Directive: Your answer is a single number: how many lines hold the word "Anomaly"?

-- start --

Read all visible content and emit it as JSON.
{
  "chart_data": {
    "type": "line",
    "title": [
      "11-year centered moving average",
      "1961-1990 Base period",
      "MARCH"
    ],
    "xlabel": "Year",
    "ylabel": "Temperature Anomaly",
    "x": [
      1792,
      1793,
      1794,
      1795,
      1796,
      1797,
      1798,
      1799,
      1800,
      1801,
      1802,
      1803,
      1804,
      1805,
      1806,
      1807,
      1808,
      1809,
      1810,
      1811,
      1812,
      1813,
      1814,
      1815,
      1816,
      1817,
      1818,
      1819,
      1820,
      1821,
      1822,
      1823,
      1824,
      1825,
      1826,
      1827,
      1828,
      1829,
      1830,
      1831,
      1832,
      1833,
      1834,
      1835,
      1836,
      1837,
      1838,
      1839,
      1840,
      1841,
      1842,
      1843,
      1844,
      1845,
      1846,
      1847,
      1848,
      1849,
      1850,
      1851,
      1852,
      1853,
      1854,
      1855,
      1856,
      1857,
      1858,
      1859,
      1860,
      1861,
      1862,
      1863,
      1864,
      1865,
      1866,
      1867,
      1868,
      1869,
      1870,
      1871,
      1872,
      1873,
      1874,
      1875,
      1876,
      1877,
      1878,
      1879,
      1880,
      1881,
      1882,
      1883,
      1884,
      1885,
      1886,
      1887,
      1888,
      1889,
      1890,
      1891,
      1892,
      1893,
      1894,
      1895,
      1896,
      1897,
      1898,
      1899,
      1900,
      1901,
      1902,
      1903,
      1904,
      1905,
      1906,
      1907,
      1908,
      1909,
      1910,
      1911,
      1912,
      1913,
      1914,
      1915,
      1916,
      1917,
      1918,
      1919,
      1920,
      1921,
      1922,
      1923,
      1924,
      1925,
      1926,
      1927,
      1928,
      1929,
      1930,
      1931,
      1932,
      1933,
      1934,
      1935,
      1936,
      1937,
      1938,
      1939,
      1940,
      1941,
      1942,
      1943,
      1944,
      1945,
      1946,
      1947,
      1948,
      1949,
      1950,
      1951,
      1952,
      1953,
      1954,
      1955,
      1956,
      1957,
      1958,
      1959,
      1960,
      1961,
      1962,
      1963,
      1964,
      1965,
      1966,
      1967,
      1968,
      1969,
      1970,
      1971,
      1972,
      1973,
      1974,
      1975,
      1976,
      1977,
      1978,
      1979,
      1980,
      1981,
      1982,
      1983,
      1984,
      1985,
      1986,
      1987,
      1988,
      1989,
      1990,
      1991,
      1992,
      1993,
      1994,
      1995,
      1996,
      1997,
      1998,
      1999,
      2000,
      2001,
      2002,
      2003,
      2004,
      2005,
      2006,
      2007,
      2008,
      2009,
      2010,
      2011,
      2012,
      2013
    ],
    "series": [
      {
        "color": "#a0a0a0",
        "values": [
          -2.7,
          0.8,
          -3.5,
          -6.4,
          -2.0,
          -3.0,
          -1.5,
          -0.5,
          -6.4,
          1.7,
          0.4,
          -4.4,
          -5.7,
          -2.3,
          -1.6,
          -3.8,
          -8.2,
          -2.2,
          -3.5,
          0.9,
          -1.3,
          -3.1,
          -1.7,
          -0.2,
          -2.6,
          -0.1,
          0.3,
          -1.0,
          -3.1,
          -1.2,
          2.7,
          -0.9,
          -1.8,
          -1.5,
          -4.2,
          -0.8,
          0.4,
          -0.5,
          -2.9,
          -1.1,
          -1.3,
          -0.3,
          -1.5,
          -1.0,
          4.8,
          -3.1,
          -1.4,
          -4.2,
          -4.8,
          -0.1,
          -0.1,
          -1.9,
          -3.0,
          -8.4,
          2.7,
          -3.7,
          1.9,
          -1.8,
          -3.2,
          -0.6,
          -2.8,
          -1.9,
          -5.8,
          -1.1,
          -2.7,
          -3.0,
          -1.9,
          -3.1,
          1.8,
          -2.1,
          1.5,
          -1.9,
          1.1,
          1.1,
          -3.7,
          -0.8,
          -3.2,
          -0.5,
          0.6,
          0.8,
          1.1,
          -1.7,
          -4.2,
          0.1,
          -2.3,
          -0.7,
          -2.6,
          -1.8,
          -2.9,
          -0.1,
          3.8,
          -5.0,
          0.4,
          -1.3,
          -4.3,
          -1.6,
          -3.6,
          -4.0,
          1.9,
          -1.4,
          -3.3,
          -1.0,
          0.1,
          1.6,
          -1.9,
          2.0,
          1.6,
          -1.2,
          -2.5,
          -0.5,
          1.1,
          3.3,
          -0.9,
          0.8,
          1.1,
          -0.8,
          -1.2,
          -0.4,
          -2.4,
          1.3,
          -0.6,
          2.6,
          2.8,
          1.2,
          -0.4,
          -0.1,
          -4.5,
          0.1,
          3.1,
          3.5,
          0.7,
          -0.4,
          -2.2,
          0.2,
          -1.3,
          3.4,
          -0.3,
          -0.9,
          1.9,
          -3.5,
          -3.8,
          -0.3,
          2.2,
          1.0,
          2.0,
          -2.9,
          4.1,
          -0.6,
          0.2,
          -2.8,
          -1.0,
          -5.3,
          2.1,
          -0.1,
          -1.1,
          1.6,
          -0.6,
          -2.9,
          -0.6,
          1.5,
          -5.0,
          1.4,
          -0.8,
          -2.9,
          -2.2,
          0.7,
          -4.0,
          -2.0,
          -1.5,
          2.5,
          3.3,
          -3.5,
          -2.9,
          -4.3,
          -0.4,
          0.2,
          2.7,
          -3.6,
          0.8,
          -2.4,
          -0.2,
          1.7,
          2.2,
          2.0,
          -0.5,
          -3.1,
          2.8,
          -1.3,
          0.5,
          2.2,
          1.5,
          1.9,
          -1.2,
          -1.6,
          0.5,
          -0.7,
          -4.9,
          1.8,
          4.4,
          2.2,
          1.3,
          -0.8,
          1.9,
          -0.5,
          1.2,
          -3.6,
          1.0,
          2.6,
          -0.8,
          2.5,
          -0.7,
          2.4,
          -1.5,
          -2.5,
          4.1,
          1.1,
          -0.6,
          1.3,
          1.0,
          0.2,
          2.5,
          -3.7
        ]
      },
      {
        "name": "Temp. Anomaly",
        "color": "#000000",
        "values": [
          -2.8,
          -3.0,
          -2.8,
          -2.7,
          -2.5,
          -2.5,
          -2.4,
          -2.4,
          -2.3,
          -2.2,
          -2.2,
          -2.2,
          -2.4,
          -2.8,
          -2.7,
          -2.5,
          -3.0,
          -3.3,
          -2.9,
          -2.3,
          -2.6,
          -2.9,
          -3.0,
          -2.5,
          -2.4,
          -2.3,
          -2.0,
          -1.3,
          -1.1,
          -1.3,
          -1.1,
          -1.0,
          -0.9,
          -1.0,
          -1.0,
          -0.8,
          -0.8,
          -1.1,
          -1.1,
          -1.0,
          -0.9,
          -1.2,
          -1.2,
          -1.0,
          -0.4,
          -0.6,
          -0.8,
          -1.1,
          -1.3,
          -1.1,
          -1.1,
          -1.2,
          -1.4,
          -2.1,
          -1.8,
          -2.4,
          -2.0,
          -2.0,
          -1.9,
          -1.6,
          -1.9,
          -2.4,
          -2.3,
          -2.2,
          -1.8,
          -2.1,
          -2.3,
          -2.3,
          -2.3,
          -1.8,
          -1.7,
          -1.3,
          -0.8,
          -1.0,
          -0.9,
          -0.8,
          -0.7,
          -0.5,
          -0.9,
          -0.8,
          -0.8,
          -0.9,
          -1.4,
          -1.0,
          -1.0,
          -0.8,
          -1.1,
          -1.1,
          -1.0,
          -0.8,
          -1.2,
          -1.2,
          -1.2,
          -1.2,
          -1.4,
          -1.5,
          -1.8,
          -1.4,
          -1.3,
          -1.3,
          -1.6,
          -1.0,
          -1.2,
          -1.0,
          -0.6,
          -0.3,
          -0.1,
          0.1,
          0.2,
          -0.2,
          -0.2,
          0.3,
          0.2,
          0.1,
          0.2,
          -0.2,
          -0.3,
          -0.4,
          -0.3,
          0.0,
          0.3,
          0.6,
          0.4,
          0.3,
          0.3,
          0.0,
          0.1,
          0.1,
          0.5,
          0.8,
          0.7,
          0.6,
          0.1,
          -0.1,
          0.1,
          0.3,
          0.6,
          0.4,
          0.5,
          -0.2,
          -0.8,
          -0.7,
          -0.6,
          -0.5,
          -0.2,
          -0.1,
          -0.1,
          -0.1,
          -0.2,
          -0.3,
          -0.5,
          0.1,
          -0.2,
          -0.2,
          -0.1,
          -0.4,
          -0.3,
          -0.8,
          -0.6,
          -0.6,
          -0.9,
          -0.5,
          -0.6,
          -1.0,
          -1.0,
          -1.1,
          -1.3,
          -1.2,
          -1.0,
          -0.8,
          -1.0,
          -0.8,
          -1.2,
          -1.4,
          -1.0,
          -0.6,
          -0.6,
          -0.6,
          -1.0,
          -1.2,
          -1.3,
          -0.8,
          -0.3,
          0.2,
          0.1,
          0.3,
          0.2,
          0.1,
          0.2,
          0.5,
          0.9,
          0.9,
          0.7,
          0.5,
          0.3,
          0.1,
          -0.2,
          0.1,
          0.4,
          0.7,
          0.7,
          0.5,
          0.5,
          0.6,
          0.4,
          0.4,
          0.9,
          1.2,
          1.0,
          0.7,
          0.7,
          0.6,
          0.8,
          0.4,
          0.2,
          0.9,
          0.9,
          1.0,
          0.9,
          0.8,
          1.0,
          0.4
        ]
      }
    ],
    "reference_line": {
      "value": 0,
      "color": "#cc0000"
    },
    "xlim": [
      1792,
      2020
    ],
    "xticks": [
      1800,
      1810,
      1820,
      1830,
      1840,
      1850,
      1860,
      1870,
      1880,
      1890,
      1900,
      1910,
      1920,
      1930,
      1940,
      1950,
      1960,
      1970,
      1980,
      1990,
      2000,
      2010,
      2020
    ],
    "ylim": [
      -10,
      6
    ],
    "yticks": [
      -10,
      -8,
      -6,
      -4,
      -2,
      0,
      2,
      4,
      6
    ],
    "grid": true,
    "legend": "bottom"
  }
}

-- end --

Solution to the problem: 2